[Collected data entries]

▬▬▬

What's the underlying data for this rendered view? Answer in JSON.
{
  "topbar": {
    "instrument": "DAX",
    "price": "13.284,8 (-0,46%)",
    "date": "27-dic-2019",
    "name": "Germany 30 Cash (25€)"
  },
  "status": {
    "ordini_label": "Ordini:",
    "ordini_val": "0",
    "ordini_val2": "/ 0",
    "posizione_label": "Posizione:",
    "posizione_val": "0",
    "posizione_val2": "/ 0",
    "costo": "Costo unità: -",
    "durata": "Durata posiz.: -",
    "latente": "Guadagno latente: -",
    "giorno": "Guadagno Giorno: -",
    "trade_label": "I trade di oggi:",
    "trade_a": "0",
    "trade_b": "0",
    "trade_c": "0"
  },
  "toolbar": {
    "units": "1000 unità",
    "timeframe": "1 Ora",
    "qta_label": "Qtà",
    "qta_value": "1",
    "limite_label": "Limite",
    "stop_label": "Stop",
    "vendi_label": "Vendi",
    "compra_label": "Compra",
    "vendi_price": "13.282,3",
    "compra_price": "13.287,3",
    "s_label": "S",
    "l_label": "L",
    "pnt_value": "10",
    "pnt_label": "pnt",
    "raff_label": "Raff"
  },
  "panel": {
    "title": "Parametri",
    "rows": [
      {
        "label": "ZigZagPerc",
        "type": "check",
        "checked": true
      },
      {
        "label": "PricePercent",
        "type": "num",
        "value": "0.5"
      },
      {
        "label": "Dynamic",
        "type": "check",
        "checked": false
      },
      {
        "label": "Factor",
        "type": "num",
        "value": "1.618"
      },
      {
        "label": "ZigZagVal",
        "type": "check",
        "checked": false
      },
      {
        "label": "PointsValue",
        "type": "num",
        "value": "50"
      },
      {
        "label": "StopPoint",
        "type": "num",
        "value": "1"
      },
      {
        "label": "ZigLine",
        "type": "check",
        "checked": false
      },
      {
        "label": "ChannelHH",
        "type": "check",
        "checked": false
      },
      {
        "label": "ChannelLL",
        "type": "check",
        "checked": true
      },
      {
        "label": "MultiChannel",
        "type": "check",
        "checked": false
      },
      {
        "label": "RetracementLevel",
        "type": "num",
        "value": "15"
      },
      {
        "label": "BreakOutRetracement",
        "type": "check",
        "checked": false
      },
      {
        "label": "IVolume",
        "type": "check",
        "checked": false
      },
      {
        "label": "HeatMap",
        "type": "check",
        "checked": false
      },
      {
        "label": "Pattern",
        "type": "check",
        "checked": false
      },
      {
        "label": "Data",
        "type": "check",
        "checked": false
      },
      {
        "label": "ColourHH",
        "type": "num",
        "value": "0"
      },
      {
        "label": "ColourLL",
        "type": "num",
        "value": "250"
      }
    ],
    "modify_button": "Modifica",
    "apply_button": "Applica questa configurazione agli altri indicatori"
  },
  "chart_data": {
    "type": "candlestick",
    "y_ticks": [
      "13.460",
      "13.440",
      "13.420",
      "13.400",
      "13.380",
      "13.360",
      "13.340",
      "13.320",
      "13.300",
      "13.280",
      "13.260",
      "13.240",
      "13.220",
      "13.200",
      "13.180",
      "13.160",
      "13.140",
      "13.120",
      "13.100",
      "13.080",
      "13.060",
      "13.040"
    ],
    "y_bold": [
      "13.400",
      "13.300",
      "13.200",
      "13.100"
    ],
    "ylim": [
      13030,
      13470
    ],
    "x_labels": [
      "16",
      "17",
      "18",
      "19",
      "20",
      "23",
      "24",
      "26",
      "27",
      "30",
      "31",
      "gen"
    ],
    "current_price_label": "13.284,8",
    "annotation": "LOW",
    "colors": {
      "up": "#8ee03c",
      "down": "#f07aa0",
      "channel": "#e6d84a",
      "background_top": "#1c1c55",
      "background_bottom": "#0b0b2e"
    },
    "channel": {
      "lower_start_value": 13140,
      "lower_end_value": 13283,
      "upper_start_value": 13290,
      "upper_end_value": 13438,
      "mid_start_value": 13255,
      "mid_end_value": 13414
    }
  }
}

▬▬▬

◆ What you should do: Write out every entry word for word.

◆ Output below:
What's the underlying data for this rendered view? Answer in JSON.
{
  "topbar": {
    "instrument": "DAX",
    "price": "13.284,8 (-0,46%)",
    "date": "27-dic-2019",
    "name": "Germany 30 Cash (25€)"
  },
  "status": {
    "ordini_label": "Ordini:",
    "ordini_val": "0",
    "ordini_val2": "/ 0",
    "posizione_label": "Posizione:",
    "posizione_val": "0",
    "posizione_val2": "/ 0",
    "costo": "Costo unità: -",
    "durata": "Durata posiz.: -",
    "latente": "Guadagno latente: -",
    "giorno": "Guadagno Giorno: -",
    "trade_label": "I trade di oggi:",
    "trade_a": "0",
    "trade_b": "0",
    "trade_c": "0"
  },
  "toolbar": {
    "units": "1000 unità",
    "timeframe": "1 Ora",
    "qta_label": "Qtà",
    "qta_value": "1",
    "limite_label": "Limite",
    "stop_label": "Stop",
    "vendi_label": "Vendi",
    "compra_label": "Compra",
    "vendi_price": "13.282,3",
    "compra_price": "13.287,3",
    "s_label": "S",
    "l_label": "L",
    "pnt_value": "10",
    "pnt_label": "pnt",
    "raff_label": "Raff"
  },
  "panel": {
    "title": "Parametri",
    "rows": [
      {
        "label": "ZigZagPerc",
        "type": "check",
        "checked": true
      },
      {
        "label": "PricePercent",
        "type": "num",
        "value": "0.5"
      },
      {
        "label": "Dynamic",
        "type": "check",
        "checked": false
      },
      {
        "label": "Factor",
        "type": "num",
        "value": "1.618"
      },
      {
        "label": "ZigZagVal",
        "type": "check",
        "checked": false
      },
      {
        "label": "PointsValue",
        "type": "num",
        "value": "50"
      },
      {
        "label": "StopPoint",
        "type": "num",
        "value": "1"
      },
      {
        "label": "ZigLine",
        "type": "check",
        "checked": false
      },
      {
        "label": "ChannelHH",
        "type": "check",
        "checked": false
      },
      {
        "label": "ChannelLL",
        "type": "check",
        "checked": true
      },
      {
        "label": "MultiChannel",
        "type": "check",
        "checked": false
      },
      {
        "label": "RetracementLevel",
        "type": "num",
        "value": "15"
      },
      {
        "label": "BreakOutRetracement",
        "type": "check",
        "checked": false
      },
      {
        "label": "IVolume",
        "type": "check",
        "checked": false
      },
      {
        "label": "HeatMap",
        "type": "check",
        "checked": false
      },
      {
        "label": "Pattern",
        "type": "check",
        "checked": false
      },
      {
        "label": "Data",
        "type": "check",
        "checked": false
      },
      {
        "label": "ColourHH",
        "type": "num",
        "value": "0"
      },
      {
        "label": "ColourLL",
        "type": "num",
        "value": "250"
      }
    ],
    "modify_button": "Modifica",
    "apply_button": "Applica questa configurazione agli altri indicatori"
  },
  "chart_data": {
    "type": "candlestick",
    "y_ticks": [
      "13.460",
      "13.440",
      "13.420",
      "13.400",
      "13.380",
      "13.360",
      "13.340",
      "13.320",
      "13.300",
      "13.280",
      "13.260",
      "13.240",
      "13.220",
      "13.200",
      "13.180",
      "13.160",
      "13.140",
      "13.120",
      "13.100",
      "13.080",
      "13.060",
      "13.040"
    ],
    "y_bold": [
      "13.400",
      "13.300",
      "13.200",
      "13.100"
    ],
    "ylim": [
      13030,
      13470
    ],
    "x_labels": [
      "16",
      "17",
      "18",
      "19",
      "20",
      "23",
      "24",
      "26",
      "27",
      "30",
      "31",
      "gen"
    ],
    "current_price_label": "13.284,8",
    "annotation": "LOW",
    "colors": {
      "up": "#8ee03c",
      "down": "#f07aa0",
      "channel": "#e6d84a",
      "background_top": "#1c1c55",
      "background_bottom": "#0b0b2e"
    },
    "channel": {
      "lower_start_value": 13140,
      "lower_end_value": 13283,
      "upper_start_value": 13290,
      "upper_end_value": 13438,
      "mid_start_value": 13255,
      "mid_end_value": 13414
    }
  }
}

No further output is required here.